EXERCISE INSTRUCTIONS:
Give again, word for word, only the lines from the one containing "Extract the structured" through the final line.

=== ENTRIES ===

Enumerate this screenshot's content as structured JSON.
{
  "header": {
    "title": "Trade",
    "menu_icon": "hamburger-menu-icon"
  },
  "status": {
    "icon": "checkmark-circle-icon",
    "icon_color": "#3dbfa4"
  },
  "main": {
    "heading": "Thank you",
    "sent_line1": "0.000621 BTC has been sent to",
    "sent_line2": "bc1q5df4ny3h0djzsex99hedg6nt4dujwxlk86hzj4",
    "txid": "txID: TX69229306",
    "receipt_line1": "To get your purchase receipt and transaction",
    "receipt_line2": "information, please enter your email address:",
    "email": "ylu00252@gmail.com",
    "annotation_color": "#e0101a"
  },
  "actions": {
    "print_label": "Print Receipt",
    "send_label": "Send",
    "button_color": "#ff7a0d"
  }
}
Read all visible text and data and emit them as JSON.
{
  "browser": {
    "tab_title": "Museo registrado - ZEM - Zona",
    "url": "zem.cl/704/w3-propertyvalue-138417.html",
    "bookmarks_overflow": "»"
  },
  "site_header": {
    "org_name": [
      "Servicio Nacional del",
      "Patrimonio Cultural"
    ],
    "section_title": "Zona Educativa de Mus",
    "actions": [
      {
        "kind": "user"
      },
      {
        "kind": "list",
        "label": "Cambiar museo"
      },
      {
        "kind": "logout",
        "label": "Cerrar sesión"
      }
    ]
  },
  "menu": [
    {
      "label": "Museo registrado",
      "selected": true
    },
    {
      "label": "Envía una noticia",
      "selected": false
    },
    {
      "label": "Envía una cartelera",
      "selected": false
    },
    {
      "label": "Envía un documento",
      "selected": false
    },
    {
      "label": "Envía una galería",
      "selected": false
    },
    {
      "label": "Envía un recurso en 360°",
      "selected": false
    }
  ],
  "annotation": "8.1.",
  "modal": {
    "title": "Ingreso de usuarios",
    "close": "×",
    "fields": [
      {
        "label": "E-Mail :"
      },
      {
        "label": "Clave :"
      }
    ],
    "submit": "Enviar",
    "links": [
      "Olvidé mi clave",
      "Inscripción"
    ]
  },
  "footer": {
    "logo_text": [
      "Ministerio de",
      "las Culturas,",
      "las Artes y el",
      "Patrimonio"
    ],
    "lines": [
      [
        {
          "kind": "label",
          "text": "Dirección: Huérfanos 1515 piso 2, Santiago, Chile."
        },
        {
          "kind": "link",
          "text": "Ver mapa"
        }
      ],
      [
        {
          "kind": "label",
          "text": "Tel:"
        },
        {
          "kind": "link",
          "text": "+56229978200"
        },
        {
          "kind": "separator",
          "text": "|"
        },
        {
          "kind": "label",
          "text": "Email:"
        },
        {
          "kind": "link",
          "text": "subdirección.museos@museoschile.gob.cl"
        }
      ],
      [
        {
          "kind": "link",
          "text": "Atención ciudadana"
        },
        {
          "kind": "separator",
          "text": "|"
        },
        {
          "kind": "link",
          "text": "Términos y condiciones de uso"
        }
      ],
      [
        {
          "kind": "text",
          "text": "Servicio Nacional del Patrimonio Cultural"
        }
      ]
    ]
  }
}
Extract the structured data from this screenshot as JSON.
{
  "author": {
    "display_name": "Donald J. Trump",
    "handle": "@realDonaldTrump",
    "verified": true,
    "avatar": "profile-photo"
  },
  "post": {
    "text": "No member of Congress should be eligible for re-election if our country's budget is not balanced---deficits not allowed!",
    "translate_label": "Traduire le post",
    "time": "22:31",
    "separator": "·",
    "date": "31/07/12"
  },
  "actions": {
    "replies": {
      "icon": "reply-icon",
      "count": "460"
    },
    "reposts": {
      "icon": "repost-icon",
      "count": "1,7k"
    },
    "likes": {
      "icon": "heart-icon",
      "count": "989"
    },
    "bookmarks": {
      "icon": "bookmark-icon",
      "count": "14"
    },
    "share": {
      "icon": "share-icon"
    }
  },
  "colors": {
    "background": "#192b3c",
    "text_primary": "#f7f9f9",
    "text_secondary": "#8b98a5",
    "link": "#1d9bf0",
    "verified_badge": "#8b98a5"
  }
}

===

WRITTEN ANSWER:
Extract the structured data from this screenshot as JSON.
{
  "author": {
    "display_name": "Donald J. Trump",
    "handle": "@realDonaldTrump",
    "verified": true,
    "avatar": "profile-photo"
  },
  "post": {
    "text": "No member of Congress should be eligible for re-election if our country's budget is not balanced---deficits not allowed!",
    "translate_label": "Traduire le post",
    "time": "22:31",
    "separator": "·",
    "date": "31/07/12"
  },
  "actions": {
    "replies": {
      "icon": "reply-icon",
      "count": "460"
    },
    "reposts": {
      "icon": "repost-icon",
      "count": "1,7k"
    },
    "likes": {
      "icon": "heart-icon",
      "count": "989"
    },
    "bookmarks": {
      "icon": "bookmark-icon",
      "count": "14"
    },
    "share": {
      "icon": "share-icon"
    }
  },
  "colors": {
    "background": "#192b3c",
    "text_primary": "#f7f9f9",
    "text_secondary": "#8b98a5",
    "link": "#1d9bf0",
    "verified_badge": "#8b98a5"
  }
}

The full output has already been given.